-------- EXERCISE DATA
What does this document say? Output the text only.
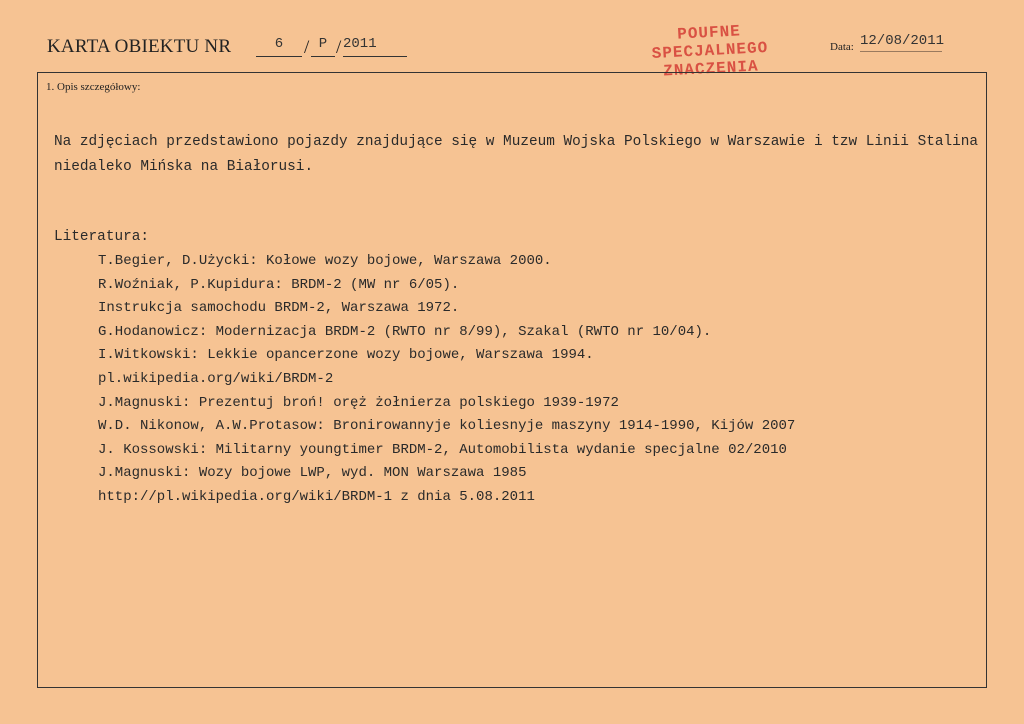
KARTA OBIEKTU NR	6	/ P / 2011
POUFNE
SPECJALNEGO
ZNACZENIA
Data: 12/08/2011
1. Opis szczegółowy:
Na zdjęciach przedstawiono pojazdy znajdujące się w Muzeum Wojska Polskiego w Warszawie i tzw Linii Stalina niedaleko Mińska na Białorusi.
Literatura:
T.Begier, D.Użycki: Kołowe wozy bojowe, Warszawa 2000.
R.Woźniak, P.Kupidura: BRDM-2 (MW nr 6/05).
Instrukcja samochodu BRDM-2, Warszawa 1972.
G.Hodanowicz: Modernizacja BRDM-2 (RWTO nr 8/99), Szakal (RWTO nr 10/04).
I.Witkowski: Lekkie opancerzone wozy bojowe, Warszawa 1994.
pl.wikipedia.org/wiki/BRDM-2
J.Magnuski: Prezentuj broń! oręż żołnierza polskiego 1939-1972
W.D. Nikonow, A.W.Protasow: Bronirowannyje koliesnyje maszyny 1914-1990, Kijów 2007
J. Kossowski: Militarny youngtimer BRDM-2, Automobilista wydanie specjalne 02/2010
J.Magnuski: Wozy bojowe LWP, wyd. MON Warszawa 1985
http://pl.wikipedia.org/wiki/BRDM-1 z dnia 5.08.2011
----------------
◆ **GIVEN EXERCISE**: Go through the listing above and quote it exactly, apart from its images.

◆ **WRITTEN SOLUTION**:
What does this document say? Output the text only.
KARTA OBIEKTU NR	6	/ P / 2011
POUFNE
SPECJALNEGO
ZNACZENIA
Data: 12/08/2011
1. Opis szczegółowy:
Na zdjęciach przedstawiono pojazdy znajdujące się w Muzeum Wojska Polskiego w Warszawie i tzw Linii Stalina niedaleko Mińska na Białorusi.
Literatura:
T.Begier, D.Użycki: Kołowe wozy bojowe, Warszawa 2000.
R.Woźniak, P.Kupidura: BRDM-2 (MW nr 6/05).
Instrukcja samochodu BRDM-2, Warszawa 1972.
G.Hodanowicz: Modernizacja BRDM-2 (RWTO nr 8/99), Szakal (RWTO nr 10/04).
I.Witkowski: Lekkie opancerzone wozy bojowe, Warszawa 1994.
pl.wikipedia.org/wiki/BRDM-2
J.Magnuski: Prezentuj broń! oręż żołnierza polskiego 1939-1972
W.D. Nikonow, A.W.Protasow: Bronirowannyje koliesnyje maszyny 1914-1990, Kijów 2007
J. Kossowski: Militarny youngtimer BRDM-2, Automobilista wydanie specjalne 02/2010
J.Magnuski: Wozy bojowe LWP, wyd. MON Warszawa 1985
http://pl.wikipedia.org/wiki/BRDM-1 z dnia 5.08.2011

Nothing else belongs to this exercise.